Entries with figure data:
********
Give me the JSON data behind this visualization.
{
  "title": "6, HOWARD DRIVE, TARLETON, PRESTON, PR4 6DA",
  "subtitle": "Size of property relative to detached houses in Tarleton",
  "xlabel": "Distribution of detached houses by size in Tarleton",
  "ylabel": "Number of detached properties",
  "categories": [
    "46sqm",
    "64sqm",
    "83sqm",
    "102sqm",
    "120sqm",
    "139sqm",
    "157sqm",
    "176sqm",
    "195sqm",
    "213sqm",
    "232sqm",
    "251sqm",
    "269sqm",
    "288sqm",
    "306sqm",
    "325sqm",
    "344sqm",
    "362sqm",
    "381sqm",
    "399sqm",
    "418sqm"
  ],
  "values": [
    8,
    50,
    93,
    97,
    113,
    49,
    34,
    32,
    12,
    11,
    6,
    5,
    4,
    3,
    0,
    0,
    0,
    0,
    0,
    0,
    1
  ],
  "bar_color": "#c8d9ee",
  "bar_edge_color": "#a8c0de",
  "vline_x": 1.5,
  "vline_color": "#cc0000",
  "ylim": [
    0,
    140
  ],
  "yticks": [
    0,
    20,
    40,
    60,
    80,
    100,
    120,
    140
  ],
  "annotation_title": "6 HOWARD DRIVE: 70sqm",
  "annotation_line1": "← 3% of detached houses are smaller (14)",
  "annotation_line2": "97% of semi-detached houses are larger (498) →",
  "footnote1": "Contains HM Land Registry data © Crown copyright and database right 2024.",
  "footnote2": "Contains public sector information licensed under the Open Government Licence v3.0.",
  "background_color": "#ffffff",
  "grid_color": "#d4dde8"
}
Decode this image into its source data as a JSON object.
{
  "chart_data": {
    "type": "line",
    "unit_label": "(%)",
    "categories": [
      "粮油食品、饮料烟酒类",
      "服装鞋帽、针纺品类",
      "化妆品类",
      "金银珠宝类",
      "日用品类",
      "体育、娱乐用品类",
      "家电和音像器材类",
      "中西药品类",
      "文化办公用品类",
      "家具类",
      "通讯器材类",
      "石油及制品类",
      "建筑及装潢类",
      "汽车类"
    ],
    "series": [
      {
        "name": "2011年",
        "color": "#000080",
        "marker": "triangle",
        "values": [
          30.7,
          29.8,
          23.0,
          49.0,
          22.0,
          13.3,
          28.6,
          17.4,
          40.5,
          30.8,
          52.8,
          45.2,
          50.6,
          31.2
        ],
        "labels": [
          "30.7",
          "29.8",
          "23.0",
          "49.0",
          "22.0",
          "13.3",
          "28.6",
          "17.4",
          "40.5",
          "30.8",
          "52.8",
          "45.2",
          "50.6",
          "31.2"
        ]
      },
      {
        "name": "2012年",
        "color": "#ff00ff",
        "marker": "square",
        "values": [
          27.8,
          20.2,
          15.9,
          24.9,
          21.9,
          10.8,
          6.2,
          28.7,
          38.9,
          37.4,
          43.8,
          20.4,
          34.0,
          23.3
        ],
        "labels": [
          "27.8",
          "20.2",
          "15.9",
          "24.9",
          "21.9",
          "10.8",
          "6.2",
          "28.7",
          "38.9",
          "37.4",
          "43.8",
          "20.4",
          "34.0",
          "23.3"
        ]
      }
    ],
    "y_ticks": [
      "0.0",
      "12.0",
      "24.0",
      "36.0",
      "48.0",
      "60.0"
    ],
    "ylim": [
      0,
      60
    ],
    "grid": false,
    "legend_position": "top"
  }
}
********
Copy out each line of the records where the string "DRIVE" appears.

▶ _CORRECT RESULT_:
  "title": "6, HOWARD DRIVE, TARLETON, PRESTON, PR4 6DA",
  "annotation_title": "6 HOWARD DRIVE: 70sqm",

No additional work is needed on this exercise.